Written problem -
Search the listing below for "così". Copy each matching line.

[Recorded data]
— start —
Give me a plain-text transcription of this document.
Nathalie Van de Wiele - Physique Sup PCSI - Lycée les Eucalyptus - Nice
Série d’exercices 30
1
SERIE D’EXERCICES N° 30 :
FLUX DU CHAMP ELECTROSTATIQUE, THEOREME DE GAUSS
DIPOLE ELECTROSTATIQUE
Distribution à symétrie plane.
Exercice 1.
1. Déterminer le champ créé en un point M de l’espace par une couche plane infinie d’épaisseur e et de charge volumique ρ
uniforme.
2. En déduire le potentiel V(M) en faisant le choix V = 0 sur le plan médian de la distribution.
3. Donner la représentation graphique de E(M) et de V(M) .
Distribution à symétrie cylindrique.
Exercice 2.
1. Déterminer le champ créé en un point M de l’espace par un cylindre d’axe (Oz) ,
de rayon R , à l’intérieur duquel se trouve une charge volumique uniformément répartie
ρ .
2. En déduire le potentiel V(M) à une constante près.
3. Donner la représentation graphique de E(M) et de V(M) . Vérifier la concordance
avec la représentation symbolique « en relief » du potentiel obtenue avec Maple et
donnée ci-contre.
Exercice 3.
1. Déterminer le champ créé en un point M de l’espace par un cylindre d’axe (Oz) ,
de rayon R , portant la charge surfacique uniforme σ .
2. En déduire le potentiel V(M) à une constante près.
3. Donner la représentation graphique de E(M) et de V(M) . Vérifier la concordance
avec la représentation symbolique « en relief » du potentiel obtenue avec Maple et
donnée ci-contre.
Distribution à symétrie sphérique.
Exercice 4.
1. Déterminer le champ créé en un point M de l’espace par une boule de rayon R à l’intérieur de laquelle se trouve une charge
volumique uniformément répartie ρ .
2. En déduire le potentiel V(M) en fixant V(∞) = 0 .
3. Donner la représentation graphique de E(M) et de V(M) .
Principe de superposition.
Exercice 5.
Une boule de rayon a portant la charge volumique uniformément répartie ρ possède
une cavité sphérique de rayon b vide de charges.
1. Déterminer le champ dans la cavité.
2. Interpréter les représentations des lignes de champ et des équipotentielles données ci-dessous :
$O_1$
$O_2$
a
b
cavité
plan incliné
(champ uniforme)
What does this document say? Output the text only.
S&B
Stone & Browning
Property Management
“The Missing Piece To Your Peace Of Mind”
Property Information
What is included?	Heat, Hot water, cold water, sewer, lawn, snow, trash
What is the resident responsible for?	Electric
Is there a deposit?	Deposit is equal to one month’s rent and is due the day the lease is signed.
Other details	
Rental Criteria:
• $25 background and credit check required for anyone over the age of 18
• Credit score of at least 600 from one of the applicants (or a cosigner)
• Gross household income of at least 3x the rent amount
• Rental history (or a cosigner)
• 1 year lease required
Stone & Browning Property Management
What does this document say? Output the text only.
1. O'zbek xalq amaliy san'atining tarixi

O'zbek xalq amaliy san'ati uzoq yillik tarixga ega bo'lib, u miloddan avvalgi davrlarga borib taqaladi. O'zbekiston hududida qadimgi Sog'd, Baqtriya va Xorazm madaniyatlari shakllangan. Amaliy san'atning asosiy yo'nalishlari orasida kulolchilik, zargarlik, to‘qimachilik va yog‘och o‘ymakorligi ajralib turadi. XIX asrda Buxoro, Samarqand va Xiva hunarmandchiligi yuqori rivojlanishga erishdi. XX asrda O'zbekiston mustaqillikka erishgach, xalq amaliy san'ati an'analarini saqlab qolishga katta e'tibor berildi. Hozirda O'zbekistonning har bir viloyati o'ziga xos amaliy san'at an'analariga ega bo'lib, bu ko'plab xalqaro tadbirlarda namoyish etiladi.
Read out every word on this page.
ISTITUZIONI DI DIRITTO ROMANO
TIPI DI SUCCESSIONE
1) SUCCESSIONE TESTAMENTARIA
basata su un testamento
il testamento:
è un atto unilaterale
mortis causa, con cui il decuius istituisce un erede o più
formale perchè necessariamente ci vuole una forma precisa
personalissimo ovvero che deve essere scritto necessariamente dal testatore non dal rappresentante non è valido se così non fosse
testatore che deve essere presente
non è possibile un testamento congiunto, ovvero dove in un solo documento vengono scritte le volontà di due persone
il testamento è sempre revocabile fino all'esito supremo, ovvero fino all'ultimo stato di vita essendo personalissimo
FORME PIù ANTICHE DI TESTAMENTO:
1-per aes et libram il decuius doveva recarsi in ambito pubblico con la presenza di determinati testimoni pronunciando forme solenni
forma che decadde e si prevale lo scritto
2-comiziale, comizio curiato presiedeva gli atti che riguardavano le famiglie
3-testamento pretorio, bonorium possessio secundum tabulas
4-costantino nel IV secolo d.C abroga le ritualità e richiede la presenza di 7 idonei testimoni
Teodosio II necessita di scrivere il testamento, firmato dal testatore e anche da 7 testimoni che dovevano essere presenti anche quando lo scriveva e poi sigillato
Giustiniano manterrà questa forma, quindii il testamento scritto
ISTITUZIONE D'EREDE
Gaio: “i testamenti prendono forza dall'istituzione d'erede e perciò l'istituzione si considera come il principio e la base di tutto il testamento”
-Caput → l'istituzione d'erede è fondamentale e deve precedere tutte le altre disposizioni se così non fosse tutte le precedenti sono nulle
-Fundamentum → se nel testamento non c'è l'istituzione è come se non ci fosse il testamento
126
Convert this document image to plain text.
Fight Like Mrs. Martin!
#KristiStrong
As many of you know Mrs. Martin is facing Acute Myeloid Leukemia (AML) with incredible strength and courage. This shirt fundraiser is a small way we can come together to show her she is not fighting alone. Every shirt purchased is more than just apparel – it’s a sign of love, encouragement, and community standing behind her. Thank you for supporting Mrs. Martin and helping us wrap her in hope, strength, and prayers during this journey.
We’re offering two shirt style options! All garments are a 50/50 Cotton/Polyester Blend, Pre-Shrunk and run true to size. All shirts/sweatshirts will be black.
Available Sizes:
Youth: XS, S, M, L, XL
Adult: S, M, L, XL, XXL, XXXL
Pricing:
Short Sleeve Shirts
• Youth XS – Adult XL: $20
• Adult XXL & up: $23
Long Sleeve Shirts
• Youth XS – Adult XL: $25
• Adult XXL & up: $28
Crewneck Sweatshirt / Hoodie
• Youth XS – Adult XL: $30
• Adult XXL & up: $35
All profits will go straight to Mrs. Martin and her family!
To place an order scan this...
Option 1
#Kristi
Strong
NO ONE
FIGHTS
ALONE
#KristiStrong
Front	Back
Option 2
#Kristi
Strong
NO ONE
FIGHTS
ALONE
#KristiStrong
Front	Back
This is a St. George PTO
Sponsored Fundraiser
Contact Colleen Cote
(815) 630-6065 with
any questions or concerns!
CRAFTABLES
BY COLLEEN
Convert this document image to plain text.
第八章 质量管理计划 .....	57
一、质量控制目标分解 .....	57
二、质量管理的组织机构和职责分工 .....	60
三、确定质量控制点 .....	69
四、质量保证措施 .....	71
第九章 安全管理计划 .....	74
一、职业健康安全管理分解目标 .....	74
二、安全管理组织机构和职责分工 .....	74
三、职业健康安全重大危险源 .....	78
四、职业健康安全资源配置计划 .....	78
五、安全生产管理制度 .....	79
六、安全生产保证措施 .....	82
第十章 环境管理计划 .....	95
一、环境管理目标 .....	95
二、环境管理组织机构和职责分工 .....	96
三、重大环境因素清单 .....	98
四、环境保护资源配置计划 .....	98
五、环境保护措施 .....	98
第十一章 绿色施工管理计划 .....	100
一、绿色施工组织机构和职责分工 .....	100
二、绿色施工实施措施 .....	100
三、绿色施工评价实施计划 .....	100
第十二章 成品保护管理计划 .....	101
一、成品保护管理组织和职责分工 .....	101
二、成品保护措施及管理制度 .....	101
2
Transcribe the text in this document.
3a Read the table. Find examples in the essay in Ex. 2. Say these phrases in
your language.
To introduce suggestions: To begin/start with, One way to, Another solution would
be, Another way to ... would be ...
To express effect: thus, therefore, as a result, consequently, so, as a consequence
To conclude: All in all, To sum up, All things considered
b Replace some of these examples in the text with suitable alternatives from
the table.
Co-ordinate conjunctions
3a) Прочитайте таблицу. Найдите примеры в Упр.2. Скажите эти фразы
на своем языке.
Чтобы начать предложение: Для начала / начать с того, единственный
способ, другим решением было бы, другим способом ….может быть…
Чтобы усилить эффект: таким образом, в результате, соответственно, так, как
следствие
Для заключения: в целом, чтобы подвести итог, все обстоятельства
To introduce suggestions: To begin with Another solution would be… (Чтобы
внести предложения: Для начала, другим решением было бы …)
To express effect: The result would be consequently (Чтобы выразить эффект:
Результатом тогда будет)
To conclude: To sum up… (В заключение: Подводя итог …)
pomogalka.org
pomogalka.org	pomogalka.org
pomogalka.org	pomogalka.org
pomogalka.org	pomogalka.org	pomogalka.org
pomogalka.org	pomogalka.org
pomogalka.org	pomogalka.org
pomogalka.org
— end —
Result below -
personalissimo ovvero che deve essere scritto necessariamente dal testatore non dal rappresentante non è valido se così non fosse
-Caput → l'istituzione d'erede è fondamentale e deve precedere tutte le altre disposizioni se così non fosse tutte le precedenti sono nulle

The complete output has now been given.